* GIVEN EXERCISE: Show every line that has the string "reward" in it.

* SOURCE RECORDS:
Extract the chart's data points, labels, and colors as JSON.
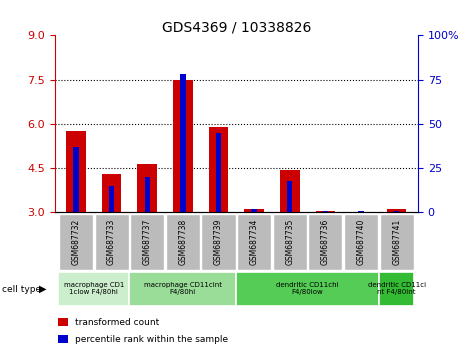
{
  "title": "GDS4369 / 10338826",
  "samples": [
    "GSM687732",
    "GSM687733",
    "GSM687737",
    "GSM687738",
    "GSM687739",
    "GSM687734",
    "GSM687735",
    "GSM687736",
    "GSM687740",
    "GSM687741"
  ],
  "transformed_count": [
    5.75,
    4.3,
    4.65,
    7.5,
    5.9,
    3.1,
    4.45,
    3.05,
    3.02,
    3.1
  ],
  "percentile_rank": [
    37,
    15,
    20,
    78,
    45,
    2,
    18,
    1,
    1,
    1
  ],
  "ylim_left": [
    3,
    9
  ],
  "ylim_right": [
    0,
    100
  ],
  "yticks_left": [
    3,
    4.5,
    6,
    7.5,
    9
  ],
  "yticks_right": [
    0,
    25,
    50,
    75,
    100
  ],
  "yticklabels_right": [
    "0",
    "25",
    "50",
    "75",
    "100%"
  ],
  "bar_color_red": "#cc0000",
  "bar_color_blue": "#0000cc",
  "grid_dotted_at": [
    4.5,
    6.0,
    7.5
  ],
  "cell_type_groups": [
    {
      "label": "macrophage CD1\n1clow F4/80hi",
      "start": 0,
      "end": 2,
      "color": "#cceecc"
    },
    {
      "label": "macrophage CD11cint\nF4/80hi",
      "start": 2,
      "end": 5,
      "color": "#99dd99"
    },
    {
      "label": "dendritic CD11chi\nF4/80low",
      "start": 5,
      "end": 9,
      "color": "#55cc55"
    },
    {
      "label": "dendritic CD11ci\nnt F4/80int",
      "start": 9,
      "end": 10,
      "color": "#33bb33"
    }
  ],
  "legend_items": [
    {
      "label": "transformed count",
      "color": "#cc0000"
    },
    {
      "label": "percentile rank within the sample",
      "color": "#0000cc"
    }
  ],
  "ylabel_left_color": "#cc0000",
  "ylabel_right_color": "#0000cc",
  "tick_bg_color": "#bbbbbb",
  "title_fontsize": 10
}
* * *
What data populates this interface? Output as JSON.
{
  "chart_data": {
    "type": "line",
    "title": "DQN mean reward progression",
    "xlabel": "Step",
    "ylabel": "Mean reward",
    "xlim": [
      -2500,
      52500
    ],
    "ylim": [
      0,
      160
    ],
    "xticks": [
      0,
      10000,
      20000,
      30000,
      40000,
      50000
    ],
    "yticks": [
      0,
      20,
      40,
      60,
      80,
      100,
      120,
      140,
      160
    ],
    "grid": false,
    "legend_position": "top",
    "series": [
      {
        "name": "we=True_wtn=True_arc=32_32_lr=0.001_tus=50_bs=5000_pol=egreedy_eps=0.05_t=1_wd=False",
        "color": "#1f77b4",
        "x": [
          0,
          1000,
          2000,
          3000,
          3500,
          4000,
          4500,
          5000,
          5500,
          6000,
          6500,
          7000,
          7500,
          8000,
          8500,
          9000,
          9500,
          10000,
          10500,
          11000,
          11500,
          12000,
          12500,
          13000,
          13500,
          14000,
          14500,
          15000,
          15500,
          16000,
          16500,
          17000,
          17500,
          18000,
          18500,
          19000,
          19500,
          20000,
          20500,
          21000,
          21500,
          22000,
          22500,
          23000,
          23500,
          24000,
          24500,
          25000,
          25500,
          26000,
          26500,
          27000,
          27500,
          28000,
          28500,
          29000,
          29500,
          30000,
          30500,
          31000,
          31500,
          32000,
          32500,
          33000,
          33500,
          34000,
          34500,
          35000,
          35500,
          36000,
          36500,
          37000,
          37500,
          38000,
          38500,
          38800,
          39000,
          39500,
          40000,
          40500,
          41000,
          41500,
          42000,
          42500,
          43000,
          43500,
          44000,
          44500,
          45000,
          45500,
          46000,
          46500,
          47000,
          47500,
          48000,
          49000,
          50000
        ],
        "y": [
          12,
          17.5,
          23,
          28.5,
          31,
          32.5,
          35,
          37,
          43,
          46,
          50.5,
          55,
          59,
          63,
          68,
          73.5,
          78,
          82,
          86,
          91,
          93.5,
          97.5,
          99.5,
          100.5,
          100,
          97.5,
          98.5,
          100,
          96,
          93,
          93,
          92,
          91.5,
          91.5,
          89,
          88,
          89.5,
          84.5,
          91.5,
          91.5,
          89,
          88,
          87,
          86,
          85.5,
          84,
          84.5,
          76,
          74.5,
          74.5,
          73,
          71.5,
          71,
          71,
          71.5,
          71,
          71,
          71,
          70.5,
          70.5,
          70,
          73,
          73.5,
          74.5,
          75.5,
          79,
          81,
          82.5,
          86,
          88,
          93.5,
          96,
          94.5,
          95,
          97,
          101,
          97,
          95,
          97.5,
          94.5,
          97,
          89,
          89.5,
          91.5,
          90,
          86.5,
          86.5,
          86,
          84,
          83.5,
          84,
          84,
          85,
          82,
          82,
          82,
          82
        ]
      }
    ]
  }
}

* EXERCISE RESULT:
    "title": "DQN mean reward progression",
    "ylabel": "Mean reward",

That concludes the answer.